> _REQUIREMENT_
Every line of the records must be repeated exactly; pictures stay out.

# INPUT start

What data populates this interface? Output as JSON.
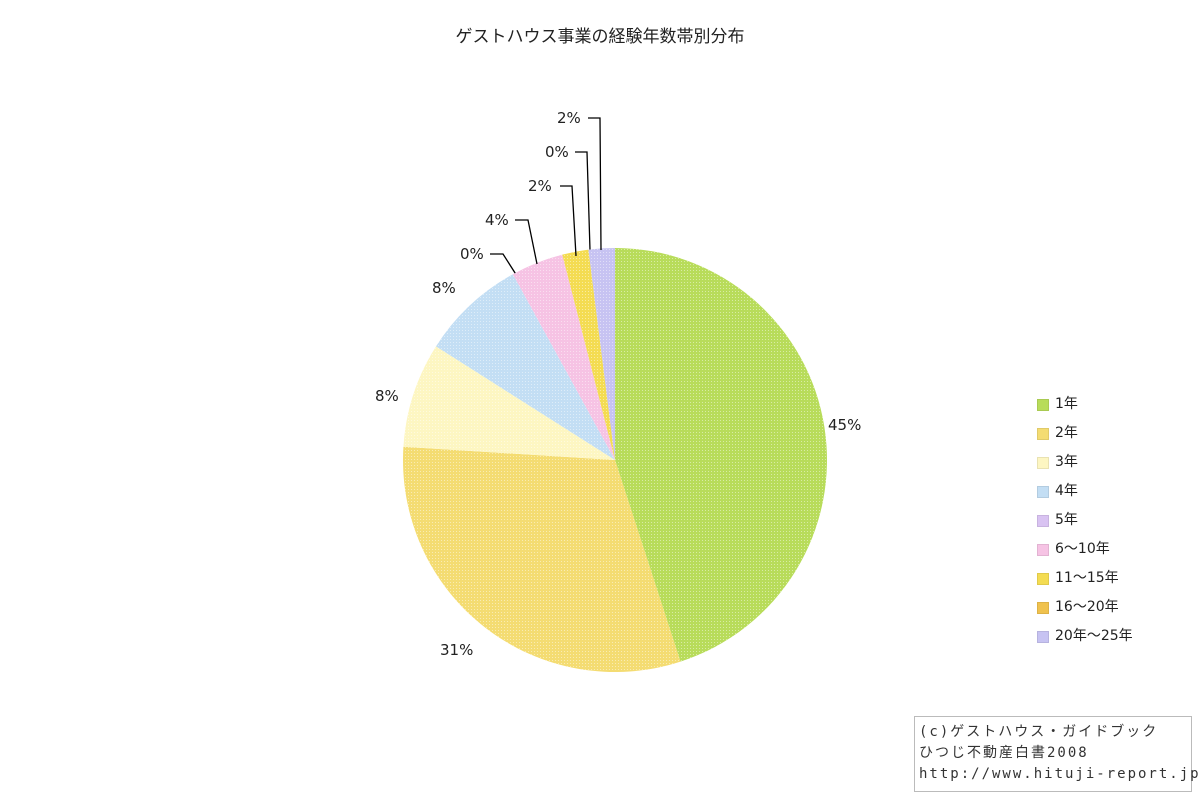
{
  "chart_data": {
    "type": "pie",
    "title": "ゲストハウス事業の経験年数帯別分布",
    "start_angle_deg": 0,
    "direction": "clockwise",
    "slices": [
      {
        "name": "1年",
        "value": 45,
        "label": "45%",
        "color": "#b8dc5a"
      },
      {
        "name": "2年",
        "value": 31,
        "label": "31%",
        "color": "#f4dc72"
      },
      {
        "name": "3年",
        "value": 8,
        "label": "8%",
        "color": "#fdf6c2"
      },
      {
        "name": "4年",
        "value": 8,
        "label": "8%",
        "color": "#c3def4"
      },
      {
        "name": "5年",
        "value": 0,
        "label": "0%",
        "color": "#d9c3f2"
      },
      {
        "name": "6〜10年",
        "value": 4,
        "label": "4%",
        "color": "#f6c3e4"
      },
      {
        "name": "11〜15年",
        "value": 2,
        "label": "2%",
        "color": "#f4dc52"
      },
      {
        "name": "16〜20年",
        "value": 0,
        "label": "0%",
        "color": "#f0c24e"
      },
      {
        "name": "20年〜25年",
        "value": 2,
        "label": "2%",
        "color": "#c7c3f2"
      }
    ],
    "legend": {
      "position": "right"
    }
  },
  "credit": {
    "line1": "(c)ゲストハウス・ガイドブック",
    "line2": "ひつじ不動産白書2008",
    "line3": "http://www.hituji-report.jp/"
  }
}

# INPUT end

> _SOLUTION TO THIS TASK_
What data populates this interface? Output as JSON.
{
  "chart_data": {
    "type": "pie",
    "title": "ゲストハウス事業の経験年数帯別分布",
    "start_angle_deg": 0,
    "direction": "clockwise",
    "slices": [
      {
        "name": "1年",
        "value": 45,
        "label": "45%",
        "color": "#b8dc5a"
      },
      {
        "name": "2年",
        "value": 31,
        "label": "31%",
        "color": "#f4dc72"
      },
      {
        "name": "3年",
        "value": 8,
        "label": "8%",
        "color": "#fdf6c2"
      },
      {
        "name": "4年",
        "value": 8,
        "label": "8%",
        "color": "#c3def4"
      },
      {
        "name": "5年",
        "value": 0,
        "label": "0%",
        "color": "#d9c3f2"
      },
      {
        "name": "6〜10年",
        "value": 4,
        "label": "4%",
        "color": "#f6c3e4"
      },
      {
        "name": "11〜15年",
        "value": 2,
        "label": "2%",
        "color": "#f4dc52"
      },
      {
        "name": "16〜20年",
        "value": 0,
        "label": "0%",
        "color": "#f0c24e"
      },
      {
        "name": "20年〜25年",
        "value": 2,
        "label": "2%",
        "color": "#c7c3f2"
      }
    ],
    "legend": {
      "position": "right"
    }
  },
  "credit": {
    "line1": "(c)ゲストハウス・ガイドブック",
    "line2": "ひつじ不動産白書2008",
    "line3": "http://www.hituji-report.jp/"
  }
}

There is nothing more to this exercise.